— Start Excerpted passage —

Accordingly, the debtor is not particularly interested in the trustee's disposition of the estate assets, except with respect to the payment of those debts which for some reason are not dischargeable in the bankruptcy case.
The individual debtor's primary concerns in a chapter 7 case are to retain exempt property and to receive a discharge that covers as many debts as possible. A discharge releases individual debtors from personal liability for most debts and prevents the creditors owed those debts from taking any collection actions against the debtor. Because a chapter 7 discharge is subject to many exceptions, debtors should consult competent legal counsel before filing to discuss the scope of the discharge.
Generally, excluding cases that are dismissed or converted, individual debtors receive a discharge in more than 99 percent of chapter 7 cases. In most cases, unless a party in interest files a complaint objecting to the discharge or a motion to extend the time to object, the bankruptcy court will issue a discharge order relatively early in the case — generally, 60 to 90 days after the date first set for the meeting of creditors.
The grounds for denying an individual debtor a discharge in a chapter 7 case are narrow and are construed against the moving party. Among other reasons, the court may deny the debtor a discharge if it finds that the debtor: failed to keep or produce adequate books or financial records; failed to explain satisfactorily any loss of assets; committed a bankruptcy crime such as perjury; failed to obey a lawful order of the bankruptcy court; fraudulently transferred, concealed, or destroyed property that would have become property of the estate; or failed to complete an approved instructional course concerning financial management.
Secured creditors may retain some rights to seize property securing an underlying debt even after a discharge is granted. Depending on individual circumstances, if a debtor wishes to keep certain secured property such as an automobile , he or she may decide to "reaffirm" the debt. A reaffirmation is an agreement between the debtor and the creditor that the debtor will remain liable and will pay all or a portion of the money owed, even though the debt would otherwise be discharged in the bankruptcy.
In return, the creditor promises that it will not repossess or take back the automobile or other property so long as the debtor continues to pay the debt. If the debtor decides to reaffirm a debt, he or she must do so before the discharge is entered. The debtor must sign a written reaffirmation agreement and file it with the court. The Bankruptcy Code requires that reaffirmation agreements contain an extensive set of disclosures described in 11 U.
Among other things, the disclosures must advise the debtor of the amount of the debt being reaffirmed and how it is calculated and that reaffirmation means that the debtor's personal liability for that debt will not be discharged in the bankruptcy. The disclosures also require the debtor to sign and file a statement of his or her current income and expenses which shows that the balance of income paying expenses is sufficient to pay the reaffirmed debt.

— End Excerpted passage —

**Short exercise A:**
From the passage on chapter 7 bankruptcy, extract everything from "Accordingly, the debtor" down to "of the discharge.".
**Short exercise B:**
Write the next part of the passage on chapter 7 bankruptcy discharge, picking up after its final sentence.
The listing that follows comes from a separate source and is unrelated to the passage on chapter 7 bankruptcy.

— Start Given information —

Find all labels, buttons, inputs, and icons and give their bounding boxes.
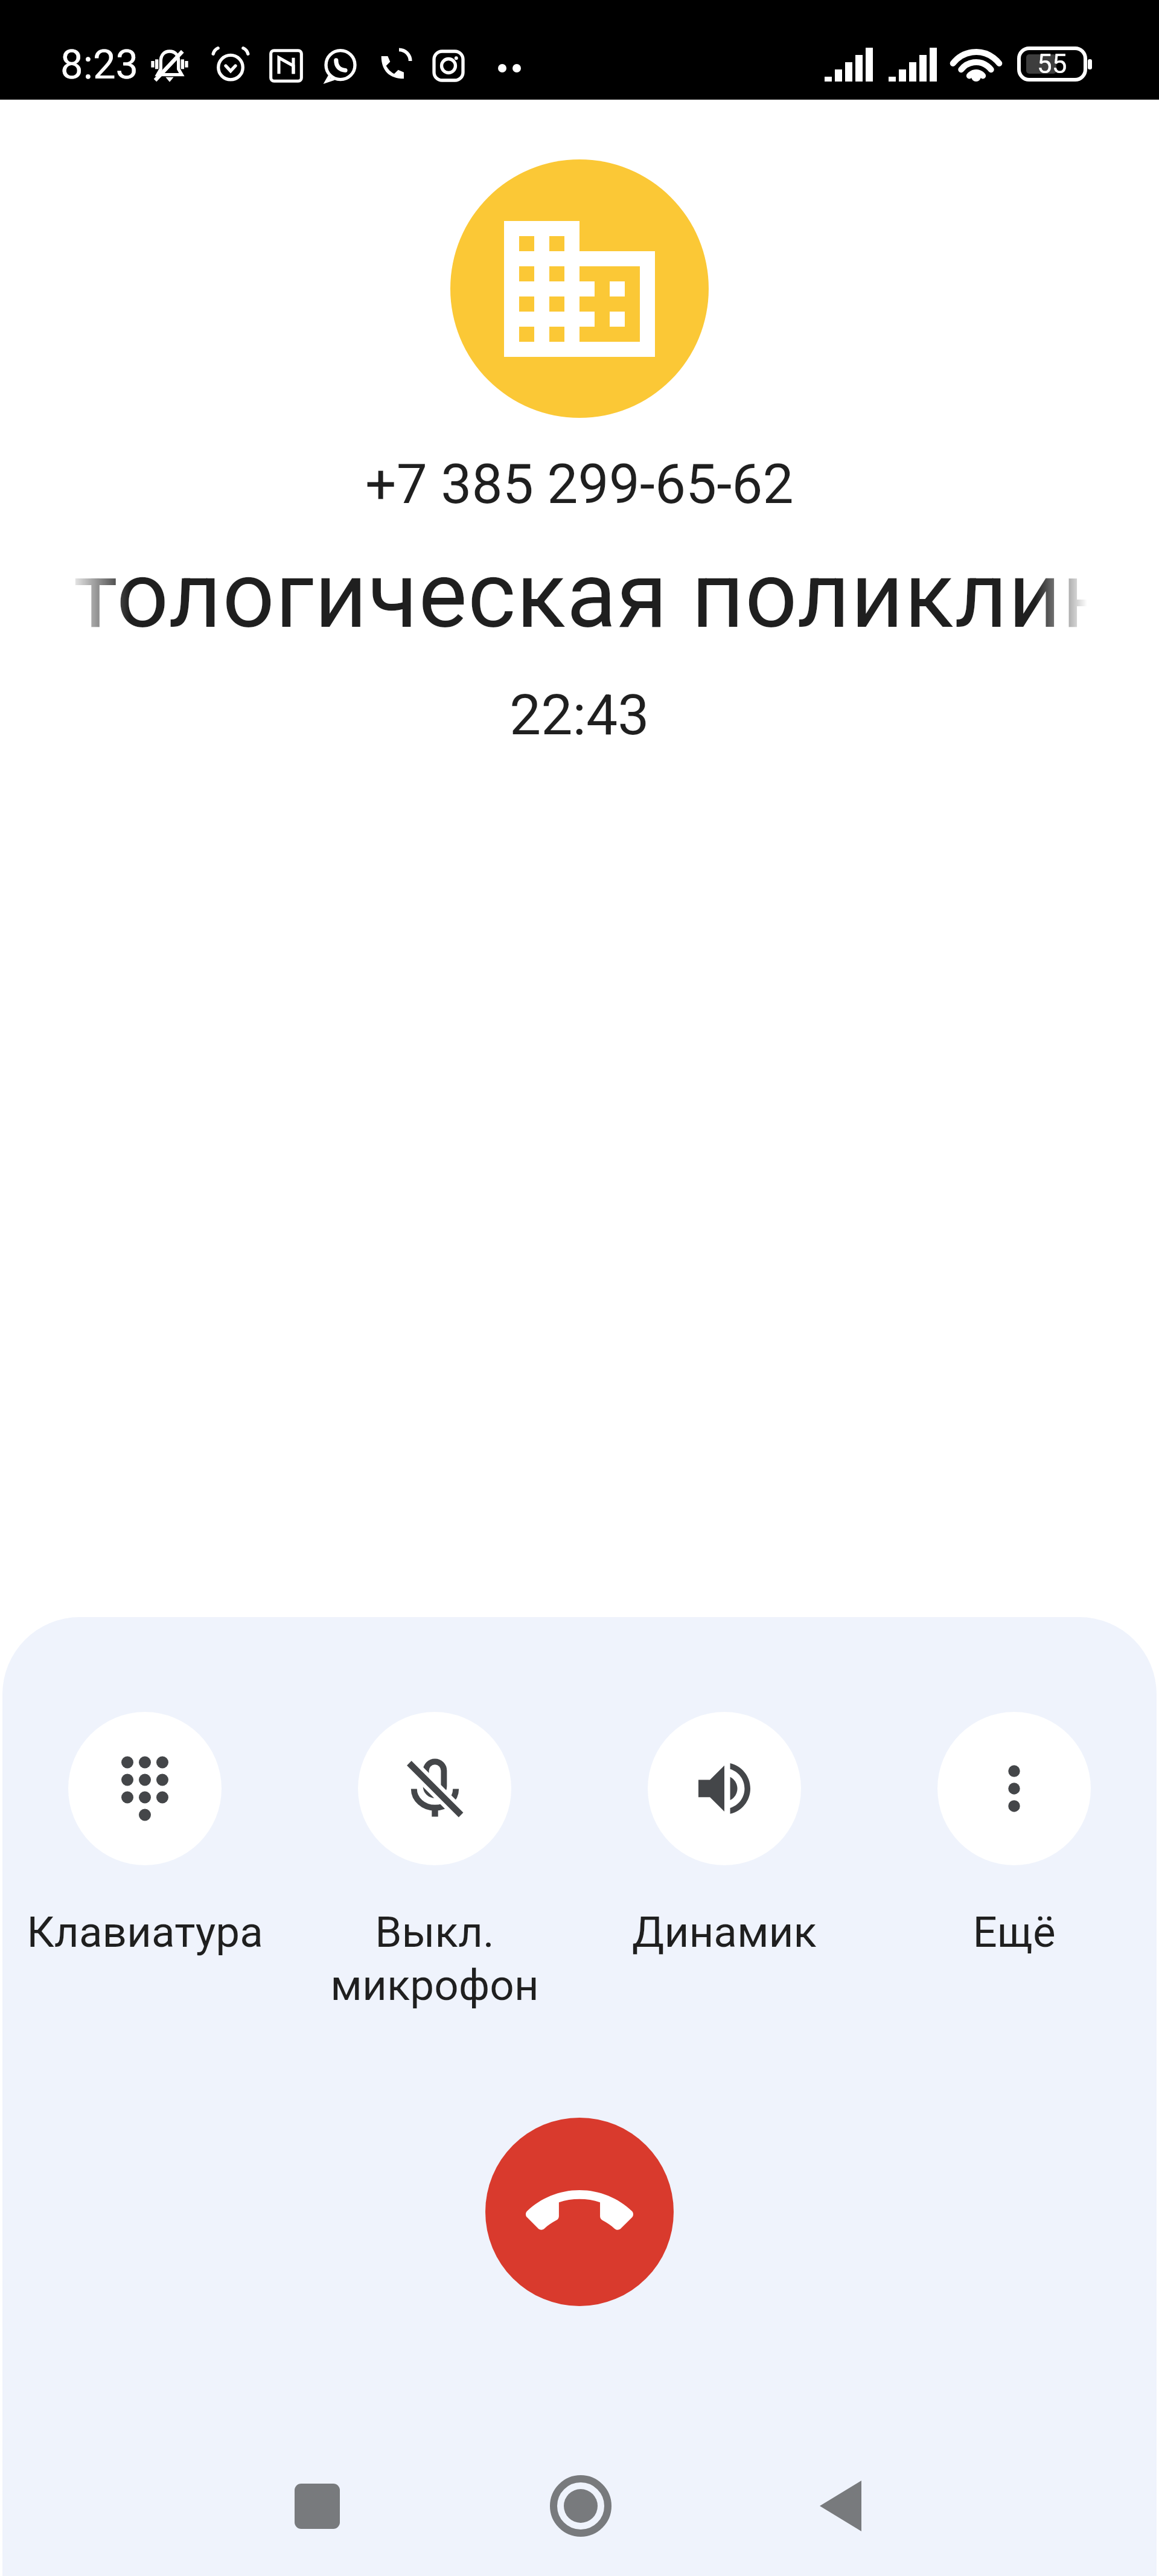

— End Given information —

**Written answer A:**
Accordingly, the debtor is not particularly interested in the trustee's disposition of the estate assets, except with respect to the payment of those debts which for some reason are not dischargeable in the bankruptcy case.
The individual debtor's primary concerns in a chapter 7 case are to retain exempt property and to receive a discharge that covers as many debts as possible. A discharge releases individual debtors from personal liability for most debts and prevents the creditors owed those debts from taking any collection actions against the debtor. Because a chapter 7 discharge is subject to many exceptions, debtors should consult competent legal counsel before filing to discuss the scope of the discharge.

**Written answer B:**
If the balance is not enough to pay the debt to be reaffirmed, there is a presumption of undue hardship, and the court may decide not to approve the reaffirmation agreement. Unless the debtor is represented by an attorney, the bankruptcy judge must approve the reaffirmation agreement. If the debtor was represented by an attorney in connection with the reaffirmation agreement, the attorney must certify in writing that he or she advised the debtor of the legal effect and consequences of the agreement, including a default under the agreement. The attorney must also certify that the debtor was fully informed and voluntarily made the agreement and that reaffirmation of the debt will not create an undue hardship for the debtor or the debtor's dependants.
The Bankruptcy Code requires a reaffirmation hearing if the debtor has not been represented by an attorney during the negotiating of the agreement, or if the court disapproves the reaffirmation agreement. The debtor may repay any debt voluntarily, however, whether or not a reaffirmation agreement exists.
An individual receives a discharge for most of his or her debts in a chapter 7 bankruptcy case. A creditor may no longer initiate or continue any legal or other action against the debtor to collect a discharged debt. But not all of an individual's debts are discharged in chapter 7. Debts not discharged include debts for alimony and child support, certain taxes, debts for certain educational benefit overpayments or loans made or guaranteed by a governmental unit, debts for willful and malicious injury by the debtor to another entity or to the property of another entity, debts for death or personal injury caused by the debtor's operation of a motor vehicle while the debtor was intoxicated from alcohol or other substances, and debts for certain criminal restitution orders.
The debtor will continue to be liable for these types of debts to the extent that they are not paid in the chapter 7 case.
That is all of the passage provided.